#### What to do
All records are to be retyped faithfully and completely.

* * * *

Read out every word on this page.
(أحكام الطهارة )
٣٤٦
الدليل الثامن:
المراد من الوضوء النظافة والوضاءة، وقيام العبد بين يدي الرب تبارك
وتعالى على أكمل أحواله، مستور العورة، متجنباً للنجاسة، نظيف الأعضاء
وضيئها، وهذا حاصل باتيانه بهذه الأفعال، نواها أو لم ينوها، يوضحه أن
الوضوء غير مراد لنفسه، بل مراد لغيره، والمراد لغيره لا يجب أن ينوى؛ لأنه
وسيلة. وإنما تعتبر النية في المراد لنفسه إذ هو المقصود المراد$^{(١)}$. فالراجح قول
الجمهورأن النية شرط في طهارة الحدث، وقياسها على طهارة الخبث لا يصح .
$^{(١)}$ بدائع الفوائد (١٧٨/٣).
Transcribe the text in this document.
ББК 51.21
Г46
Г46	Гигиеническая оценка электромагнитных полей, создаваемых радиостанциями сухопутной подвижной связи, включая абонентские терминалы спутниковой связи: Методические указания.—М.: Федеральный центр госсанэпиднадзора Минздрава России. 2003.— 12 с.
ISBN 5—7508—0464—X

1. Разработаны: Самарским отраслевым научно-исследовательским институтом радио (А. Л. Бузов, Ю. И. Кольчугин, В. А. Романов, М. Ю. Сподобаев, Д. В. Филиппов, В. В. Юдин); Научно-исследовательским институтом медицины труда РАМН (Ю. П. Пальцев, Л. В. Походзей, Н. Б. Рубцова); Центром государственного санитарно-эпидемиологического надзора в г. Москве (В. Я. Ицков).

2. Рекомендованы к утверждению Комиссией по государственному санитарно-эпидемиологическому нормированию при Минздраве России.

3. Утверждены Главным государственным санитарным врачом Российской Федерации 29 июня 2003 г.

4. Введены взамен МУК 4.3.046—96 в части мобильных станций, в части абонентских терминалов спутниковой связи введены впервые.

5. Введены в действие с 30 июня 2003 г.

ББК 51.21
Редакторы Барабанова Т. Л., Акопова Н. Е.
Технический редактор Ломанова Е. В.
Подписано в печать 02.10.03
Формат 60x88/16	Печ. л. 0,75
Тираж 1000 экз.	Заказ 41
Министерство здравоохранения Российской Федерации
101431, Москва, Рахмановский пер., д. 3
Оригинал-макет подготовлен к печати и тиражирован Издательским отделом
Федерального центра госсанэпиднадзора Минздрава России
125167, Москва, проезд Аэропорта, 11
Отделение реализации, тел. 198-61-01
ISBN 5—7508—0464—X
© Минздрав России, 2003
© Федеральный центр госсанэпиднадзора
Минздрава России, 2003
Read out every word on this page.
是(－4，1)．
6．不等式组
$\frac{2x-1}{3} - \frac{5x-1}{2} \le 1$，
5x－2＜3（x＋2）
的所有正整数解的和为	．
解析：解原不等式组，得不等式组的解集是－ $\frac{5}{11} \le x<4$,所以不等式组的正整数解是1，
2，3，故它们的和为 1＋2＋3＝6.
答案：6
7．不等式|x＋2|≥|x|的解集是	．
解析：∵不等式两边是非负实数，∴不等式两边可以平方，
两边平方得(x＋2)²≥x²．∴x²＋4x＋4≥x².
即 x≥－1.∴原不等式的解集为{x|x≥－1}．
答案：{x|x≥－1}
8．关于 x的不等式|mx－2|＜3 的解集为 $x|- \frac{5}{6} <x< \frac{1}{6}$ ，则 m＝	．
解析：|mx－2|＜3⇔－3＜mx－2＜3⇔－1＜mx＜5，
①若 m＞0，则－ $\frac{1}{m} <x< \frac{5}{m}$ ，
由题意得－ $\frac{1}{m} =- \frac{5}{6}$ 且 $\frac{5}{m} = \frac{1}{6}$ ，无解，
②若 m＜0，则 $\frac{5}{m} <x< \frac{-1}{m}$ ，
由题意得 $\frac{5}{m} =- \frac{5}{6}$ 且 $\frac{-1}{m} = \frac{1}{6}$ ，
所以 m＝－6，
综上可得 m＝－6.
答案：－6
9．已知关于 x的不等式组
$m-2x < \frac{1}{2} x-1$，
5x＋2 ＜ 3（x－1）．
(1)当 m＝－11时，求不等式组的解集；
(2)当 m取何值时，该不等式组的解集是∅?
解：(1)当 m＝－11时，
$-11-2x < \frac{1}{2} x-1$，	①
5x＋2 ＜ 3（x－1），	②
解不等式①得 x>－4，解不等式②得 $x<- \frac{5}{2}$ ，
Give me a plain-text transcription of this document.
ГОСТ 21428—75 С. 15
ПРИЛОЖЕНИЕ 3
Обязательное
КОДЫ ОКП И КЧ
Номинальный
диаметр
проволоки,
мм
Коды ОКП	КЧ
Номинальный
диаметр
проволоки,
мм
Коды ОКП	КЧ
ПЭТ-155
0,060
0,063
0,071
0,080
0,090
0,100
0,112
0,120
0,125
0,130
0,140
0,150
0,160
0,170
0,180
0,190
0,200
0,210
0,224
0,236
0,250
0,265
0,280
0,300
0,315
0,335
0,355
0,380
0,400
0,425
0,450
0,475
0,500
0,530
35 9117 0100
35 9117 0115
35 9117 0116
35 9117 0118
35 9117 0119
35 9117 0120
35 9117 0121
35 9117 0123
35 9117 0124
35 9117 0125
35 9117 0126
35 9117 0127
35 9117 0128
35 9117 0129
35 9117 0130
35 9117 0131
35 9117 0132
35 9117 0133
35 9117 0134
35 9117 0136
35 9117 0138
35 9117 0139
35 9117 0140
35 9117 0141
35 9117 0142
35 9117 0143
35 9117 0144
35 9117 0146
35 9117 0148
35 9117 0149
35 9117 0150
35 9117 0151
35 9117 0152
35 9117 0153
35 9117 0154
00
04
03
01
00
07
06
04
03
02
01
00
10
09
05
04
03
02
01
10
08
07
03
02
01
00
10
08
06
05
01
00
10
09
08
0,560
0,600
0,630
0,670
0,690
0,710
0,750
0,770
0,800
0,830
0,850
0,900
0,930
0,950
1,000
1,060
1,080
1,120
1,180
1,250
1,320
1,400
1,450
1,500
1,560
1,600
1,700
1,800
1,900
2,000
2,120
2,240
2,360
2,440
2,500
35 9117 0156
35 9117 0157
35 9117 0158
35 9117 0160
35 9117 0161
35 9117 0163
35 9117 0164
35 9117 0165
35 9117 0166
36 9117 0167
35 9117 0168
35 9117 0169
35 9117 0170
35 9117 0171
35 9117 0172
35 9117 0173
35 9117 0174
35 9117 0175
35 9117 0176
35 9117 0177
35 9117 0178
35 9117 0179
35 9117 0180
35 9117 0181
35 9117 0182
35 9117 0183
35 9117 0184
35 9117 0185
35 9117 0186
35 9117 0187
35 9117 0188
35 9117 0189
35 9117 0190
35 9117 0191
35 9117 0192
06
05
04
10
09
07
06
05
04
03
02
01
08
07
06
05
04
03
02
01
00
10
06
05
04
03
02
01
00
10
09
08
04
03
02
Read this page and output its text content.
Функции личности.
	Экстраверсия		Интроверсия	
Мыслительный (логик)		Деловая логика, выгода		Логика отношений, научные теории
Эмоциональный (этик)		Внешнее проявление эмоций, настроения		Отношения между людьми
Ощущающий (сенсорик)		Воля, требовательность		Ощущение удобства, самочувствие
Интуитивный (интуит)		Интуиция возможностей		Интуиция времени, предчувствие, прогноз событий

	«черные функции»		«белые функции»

* * * *

#### Answer to this task
Read out every word on this page.
(أحكام الطهارة )
٣٤٦
الدليل الثامن:
المراد من الوضوء النظافة والوضاءة، وقيام العبد بين يدي الرب تبارك
وتعالى على أكمل أحواله، مستور العورة، متجنباً للنجاسة، نظيف الأعضاء
وضيئها، وهذا حاصل باتيانه بهذه الأفعال، نواها أو لم ينوها، يوضحه أن
الوضوء غير مراد لنفسه، بل مراد لغيره، والمراد لغيره لا يجب أن ينوى؛ لأنه
وسيلة. وإنما تعتبر النية في المراد لنفسه إذ هو المقصود المراد$^{(١)}$. فالراجح قول
الجمهورأن النية شرط في طهارة الحدث، وقياسها على طهارة الخبث لا يصح .
$^{(١)}$ بدائع الفوائد (١٧٨/٣).
Transcribe the text in this document.
ББК 51.21
Г46
Г46	Гигиеническая оценка электромагнитных полей, создаваемых радиостанциями сухопутной подвижной связи, включая абонентские терминалы спутниковой связи: Методические указания.—М.: Федеральный центр госсанэпиднадзора Минздрава России. 2003.— 12 с.
ISBN 5—7508—0464—X

1. Разработаны: Самарским отраслевым научно-исследовательским институтом радио (А. Л. Бузов, Ю. И. Кольчугин, В. А. Романов, М. Ю. Сподобаев, Д. В. Филиппов, В. В. Юдин); Научно-исследовательским институтом медицины труда РАМН (Ю. П. Пальцев, Л. В. Походзей, Н. Б. Рубцова); Центром государственного санитарно-эпидемиологического надзора в г. Москве (В. Я. Ицков).

2. Рекомендованы к утверждению Комиссией по государственному санитарно-эпидемиологическому нормированию при Минздраве России.

3. Утверждены Главным государственным санитарным врачом Российской Федерации 29 июня 2003 г.

4. Введены взамен МУК 4.3.046—96 в части мобильных станций, в части абонентских терминалов спутниковой связи введены впервые.

5. Введены в действие с 30 июня 2003 г.

ББК 51.21
Редакторы Барабанова Т. Л., Акопова Н. Е.
Технический редактор Ломанова Е. В.
Подписано в печать 02.10.03
Формат 60x88/16	Печ. л. 0,75
Тираж 1000 экз.	Заказ 41
Министерство здравоохранения Российской Федерации
101431, Москва, Рахмановский пер., д. 3
Оригинал-макет подготовлен к печати и тиражирован Издательским отделом
Федерального центра госсанэпиднадзора Минздрава России
125167, Москва, проезд Аэропорта, 11
Отделение реализации, тел. 198-61-01
ISBN 5—7508—0464—X
© Минздрав России, 2003
© Федеральный центр госсанэпиднадзора
Минздрава России, 2003
Read out every word on this page.
是(－4，1)．
6．不等式组
$\frac{2x-1}{3} - \frac{5x-1}{2} \le 1$，
5x－2＜3（x＋2）
的所有正整数解的和为	．
解析：解原不等式组，得不等式组的解集是－ $\frac{5}{11} \le x<4$,所以不等式组的正整数解是1，
2，3，故它们的和为 1＋2＋3＝6.
答案：6
7．不等式|x＋2|≥|x|的解集是	．
解析：∵不等式两边是非负实数，∴不等式两边可以平方，
两边平方得(x＋2)²≥x²．∴x²＋4x＋4≥x².
即 x≥－1.∴原不等式的解集为{x|x≥－1}．
答案：{x|x≥－1}
8．关于 x的不等式|mx－2|＜3 的解集为 $x|- \frac{5}{6} <x< \frac{1}{6}$ ，则 m＝	．
解析：|mx－2|＜3⇔－3＜mx－2＜3⇔－1＜mx＜5，
①若 m＞0，则－ $\frac{1}{m} <x< \frac{5}{m}$ ，
由题意得－ $\frac{1}{m} =- \frac{5}{6}$ 且 $\frac{5}{m} = \frac{1}{6}$ ，无解，
②若 m＜0，则 $\frac{5}{m} <x< \frac{-1}{m}$ ，
由题意得 $\frac{5}{m} =- \frac{5}{6}$ 且 $\frac{-1}{m} = \frac{1}{6}$ ，
所以 m＝－6，
综上可得 m＝－6.
答案：－6
9．已知关于 x的不等式组
$m-2x < \frac{1}{2} x-1$，
5x＋2 ＜ 3（x－1）．
(1)当 m＝－11时，求不等式组的解集；
(2)当 m取何值时，该不等式组的解集是∅?
解：(1)当 m＝－11时，
$-11-2x < \frac{1}{2} x-1$，	①
5x＋2 ＜ 3（x－1），	②
解不等式①得 x>－4，解不等式②得 $x<- \frac{5}{2}$ ，
Give me a plain-text transcription of this document.
ГОСТ 21428—75 С. 15
ПРИЛОЖЕНИЕ 3
Обязательное
КОДЫ ОКП И КЧ
Номинальный
диаметр
проволоки,
мм
Коды ОКП	КЧ
Номинальный
диаметр
проволоки,
мм
Коды ОКП	КЧ
ПЭТ-155
0,060
0,063
0,071
0,080
0,090
0,100
0,112
0,120
0,125
0,130
0,140
0,150
0,160
0,170
0,180
0,190
0,200
0,210
0,224
0,236
0,250
0,265
0,280
0,300
0,315
0,335
0,355
0,380
0,400
0,425
0,450
0,475
0,500
0,530
35 9117 0100
35 9117 0115
35 9117 0116
35 9117 0118
35 9117 0119
35 9117 0120
35 9117 0121
35 9117 0123
35 9117 0124
35 9117 0125
35 9117 0126
35 9117 0127
35 9117 0128
35 9117 0129
35 9117 0130
35 9117 0131
35 9117 0132
35 9117 0133
35 9117 0134
35 9117 0136
35 9117 0138
35 9117 0139
35 9117 0140
35 9117 0141
35 9117 0142
35 9117 0143
35 9117 0144
35 9117 0146
35 9117 0148
35 9117 0149
35 9117 0150
35 9117 0151
35 9117 0152
35 9117 0153
35 9117 0154
00
04
03
01
00
07
06
04
03
02
01
00
10
09
05
04
03
02
01
10
08
07
03
02
01
00
10
08
06
05
01
00
10
09
08
0,560
0,600
0,630
0,670
0,690
0,710
0,750
0,770
0,800
0,830
0,850
0,900
0,930
0,950
1,000
1,060
1,080
1,120
1,180
1,250
1,320
1,400
1,450
1,500
1,560
1,600
1,700
1,800
1,900
2,000
2,120
2,240
2,360
2,440
2,500
35 9117 0156
35 9117 0157
35 9117 0158
35 9117 0160
35 9117 0161
35 9117 0163
35 9117 0164
35 9117 0165
35 9117 0166
36 9117 0167
35 9117 0168
35 9117 0169
35 9117 0170
35 9117 0171
35 9117 0172
35 9117 0173
35 9117 0174
35 9117 0175
35 9117 0176
35 9117 0177
35 9117 0178
35 9117 0179
35 9117 0180
35 9117 0181
35 9117 0182
35 9117 0183
35 9117 0184
35 9117 0185
35 9117 0186
35 9117 0187
35 9117 0188
35 9117 0189
35 9117 0190
35 9117 0191
35 9117 0192
06
05
04
10
09
07
06
05
04
03
02
01
08
07
06
05
04
03
02
01
00
10
06
05
04
03
02
01
00
10
09
08
04
03
02
Read this page and output its text content.
Функции личности.
	Экстраверсия		Интроверсия	
Мыслительный (логик)		Деловая логика, выгода		Логика отношений, научные теории
Эмоциональный (этик)		Внешнее проявление эмоций, настроения		Отношения между людьми
Ощущающий (сенсорик)		Воля, требовательность		Ощущение удобства, самочувствие
Интуитивный (интуит)		Интуиция возможностей		Интуиция времени, предчувствие, прогноз событий

	«черные функции»		«белые функции»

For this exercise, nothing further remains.